## BEGIN Source data

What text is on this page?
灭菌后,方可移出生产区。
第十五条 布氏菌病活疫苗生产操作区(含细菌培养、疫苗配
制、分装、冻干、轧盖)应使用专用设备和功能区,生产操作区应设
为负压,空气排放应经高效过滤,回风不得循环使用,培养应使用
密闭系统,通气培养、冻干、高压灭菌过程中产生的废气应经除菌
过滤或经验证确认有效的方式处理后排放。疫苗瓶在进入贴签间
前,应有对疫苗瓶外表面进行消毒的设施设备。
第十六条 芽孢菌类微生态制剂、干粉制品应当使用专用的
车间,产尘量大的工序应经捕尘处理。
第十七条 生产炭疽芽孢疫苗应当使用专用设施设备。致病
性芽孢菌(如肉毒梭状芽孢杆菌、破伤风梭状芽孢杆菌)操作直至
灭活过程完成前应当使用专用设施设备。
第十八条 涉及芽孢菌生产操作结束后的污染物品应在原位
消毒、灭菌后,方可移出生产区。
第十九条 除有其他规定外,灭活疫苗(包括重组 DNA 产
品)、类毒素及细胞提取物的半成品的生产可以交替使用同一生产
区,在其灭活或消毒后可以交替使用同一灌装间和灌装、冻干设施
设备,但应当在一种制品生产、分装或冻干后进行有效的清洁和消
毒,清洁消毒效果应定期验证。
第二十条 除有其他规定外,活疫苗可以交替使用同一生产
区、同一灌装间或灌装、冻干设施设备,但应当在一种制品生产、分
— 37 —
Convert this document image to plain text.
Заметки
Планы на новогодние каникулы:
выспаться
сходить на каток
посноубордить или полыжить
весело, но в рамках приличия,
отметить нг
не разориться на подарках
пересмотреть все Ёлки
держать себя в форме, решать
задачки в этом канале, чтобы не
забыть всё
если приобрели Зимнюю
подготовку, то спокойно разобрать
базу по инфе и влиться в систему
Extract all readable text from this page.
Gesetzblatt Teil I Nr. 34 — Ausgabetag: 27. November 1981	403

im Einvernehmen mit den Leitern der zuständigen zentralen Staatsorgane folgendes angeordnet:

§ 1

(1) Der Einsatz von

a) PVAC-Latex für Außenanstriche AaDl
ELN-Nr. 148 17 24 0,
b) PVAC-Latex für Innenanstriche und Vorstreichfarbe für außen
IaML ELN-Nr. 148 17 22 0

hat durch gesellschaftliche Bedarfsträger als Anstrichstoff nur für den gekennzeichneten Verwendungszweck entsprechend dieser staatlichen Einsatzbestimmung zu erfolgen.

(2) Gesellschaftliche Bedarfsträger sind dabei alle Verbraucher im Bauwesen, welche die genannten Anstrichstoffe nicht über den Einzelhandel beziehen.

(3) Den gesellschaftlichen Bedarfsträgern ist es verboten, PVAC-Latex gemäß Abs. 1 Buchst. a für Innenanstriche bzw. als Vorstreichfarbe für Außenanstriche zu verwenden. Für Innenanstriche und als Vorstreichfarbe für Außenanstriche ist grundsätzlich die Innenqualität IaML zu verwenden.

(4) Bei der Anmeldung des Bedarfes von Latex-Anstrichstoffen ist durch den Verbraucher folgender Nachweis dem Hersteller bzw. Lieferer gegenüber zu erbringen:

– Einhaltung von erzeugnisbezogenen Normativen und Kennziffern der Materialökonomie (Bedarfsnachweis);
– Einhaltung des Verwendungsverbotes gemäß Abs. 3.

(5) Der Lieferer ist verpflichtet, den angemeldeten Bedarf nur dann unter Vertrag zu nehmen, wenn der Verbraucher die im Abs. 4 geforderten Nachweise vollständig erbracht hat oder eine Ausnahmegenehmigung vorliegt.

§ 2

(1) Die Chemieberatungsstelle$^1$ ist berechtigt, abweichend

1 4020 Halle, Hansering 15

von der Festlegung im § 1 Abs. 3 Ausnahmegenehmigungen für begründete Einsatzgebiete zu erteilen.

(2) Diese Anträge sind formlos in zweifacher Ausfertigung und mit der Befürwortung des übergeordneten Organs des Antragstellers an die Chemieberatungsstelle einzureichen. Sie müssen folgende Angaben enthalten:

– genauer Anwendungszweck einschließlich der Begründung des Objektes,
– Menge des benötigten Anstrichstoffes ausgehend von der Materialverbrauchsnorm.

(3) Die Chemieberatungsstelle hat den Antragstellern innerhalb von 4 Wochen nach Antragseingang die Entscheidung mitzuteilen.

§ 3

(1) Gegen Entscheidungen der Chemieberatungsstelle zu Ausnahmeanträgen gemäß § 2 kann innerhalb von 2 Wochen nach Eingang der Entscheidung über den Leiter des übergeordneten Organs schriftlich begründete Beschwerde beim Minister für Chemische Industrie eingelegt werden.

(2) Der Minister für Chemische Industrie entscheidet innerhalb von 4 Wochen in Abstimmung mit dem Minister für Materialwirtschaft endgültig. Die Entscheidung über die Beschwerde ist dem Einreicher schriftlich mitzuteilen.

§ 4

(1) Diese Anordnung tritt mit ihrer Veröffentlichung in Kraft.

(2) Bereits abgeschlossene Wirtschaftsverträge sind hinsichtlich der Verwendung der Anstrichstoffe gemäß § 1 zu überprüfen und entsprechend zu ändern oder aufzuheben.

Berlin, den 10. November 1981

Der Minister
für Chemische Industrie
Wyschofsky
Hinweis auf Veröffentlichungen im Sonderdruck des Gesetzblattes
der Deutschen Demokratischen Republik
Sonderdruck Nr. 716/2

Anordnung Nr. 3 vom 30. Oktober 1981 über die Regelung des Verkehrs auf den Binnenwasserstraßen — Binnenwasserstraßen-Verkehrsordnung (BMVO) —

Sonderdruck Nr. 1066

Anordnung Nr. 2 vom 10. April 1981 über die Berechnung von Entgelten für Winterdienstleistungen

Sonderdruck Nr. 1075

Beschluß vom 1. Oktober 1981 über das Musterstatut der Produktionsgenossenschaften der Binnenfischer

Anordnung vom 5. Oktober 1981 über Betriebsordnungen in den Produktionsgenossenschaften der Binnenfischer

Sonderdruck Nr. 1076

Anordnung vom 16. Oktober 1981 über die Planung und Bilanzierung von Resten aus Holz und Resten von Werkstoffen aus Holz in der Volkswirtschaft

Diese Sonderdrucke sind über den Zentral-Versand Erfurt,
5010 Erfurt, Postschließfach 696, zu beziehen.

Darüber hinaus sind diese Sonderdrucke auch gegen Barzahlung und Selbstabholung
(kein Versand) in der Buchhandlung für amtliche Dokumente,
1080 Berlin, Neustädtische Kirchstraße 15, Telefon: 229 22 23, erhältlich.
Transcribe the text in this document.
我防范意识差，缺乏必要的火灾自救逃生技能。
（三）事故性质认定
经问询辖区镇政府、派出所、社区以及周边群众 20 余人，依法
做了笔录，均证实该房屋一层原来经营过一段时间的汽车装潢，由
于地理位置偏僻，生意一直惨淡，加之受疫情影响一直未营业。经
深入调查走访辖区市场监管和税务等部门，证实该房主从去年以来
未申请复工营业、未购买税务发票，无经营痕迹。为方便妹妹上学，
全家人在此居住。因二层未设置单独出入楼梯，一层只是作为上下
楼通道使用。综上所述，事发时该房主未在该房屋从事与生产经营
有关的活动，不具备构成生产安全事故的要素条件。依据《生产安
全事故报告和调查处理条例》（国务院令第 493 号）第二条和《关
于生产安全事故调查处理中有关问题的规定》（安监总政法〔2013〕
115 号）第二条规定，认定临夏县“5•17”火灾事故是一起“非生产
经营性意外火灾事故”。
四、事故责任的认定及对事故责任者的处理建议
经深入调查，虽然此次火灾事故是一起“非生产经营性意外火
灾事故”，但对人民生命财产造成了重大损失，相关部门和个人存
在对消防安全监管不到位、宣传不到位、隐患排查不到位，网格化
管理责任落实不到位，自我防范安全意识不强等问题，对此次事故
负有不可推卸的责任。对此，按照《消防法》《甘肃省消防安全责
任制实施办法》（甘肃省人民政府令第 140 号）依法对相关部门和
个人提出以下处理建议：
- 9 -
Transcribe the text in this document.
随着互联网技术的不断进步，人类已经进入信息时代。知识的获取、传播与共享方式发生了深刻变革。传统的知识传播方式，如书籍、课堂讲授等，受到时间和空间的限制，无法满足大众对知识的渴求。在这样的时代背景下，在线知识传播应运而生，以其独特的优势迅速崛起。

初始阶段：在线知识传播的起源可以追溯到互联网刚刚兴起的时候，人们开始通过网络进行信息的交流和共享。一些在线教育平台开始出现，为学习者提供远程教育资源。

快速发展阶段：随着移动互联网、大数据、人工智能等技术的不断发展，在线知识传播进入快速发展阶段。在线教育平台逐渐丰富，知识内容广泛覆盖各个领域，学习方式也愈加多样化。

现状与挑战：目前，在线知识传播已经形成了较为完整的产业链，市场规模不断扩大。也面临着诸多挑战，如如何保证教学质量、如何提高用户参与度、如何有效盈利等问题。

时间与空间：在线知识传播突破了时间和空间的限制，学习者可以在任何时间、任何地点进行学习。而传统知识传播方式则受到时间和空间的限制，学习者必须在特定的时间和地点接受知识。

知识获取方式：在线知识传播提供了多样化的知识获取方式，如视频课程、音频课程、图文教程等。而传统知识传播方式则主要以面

## END Source data

Written exercise ▸ Within the data above, count the lines that contain the string "entsprechend"; the reply is the number alone.

Finished answer ▸ 2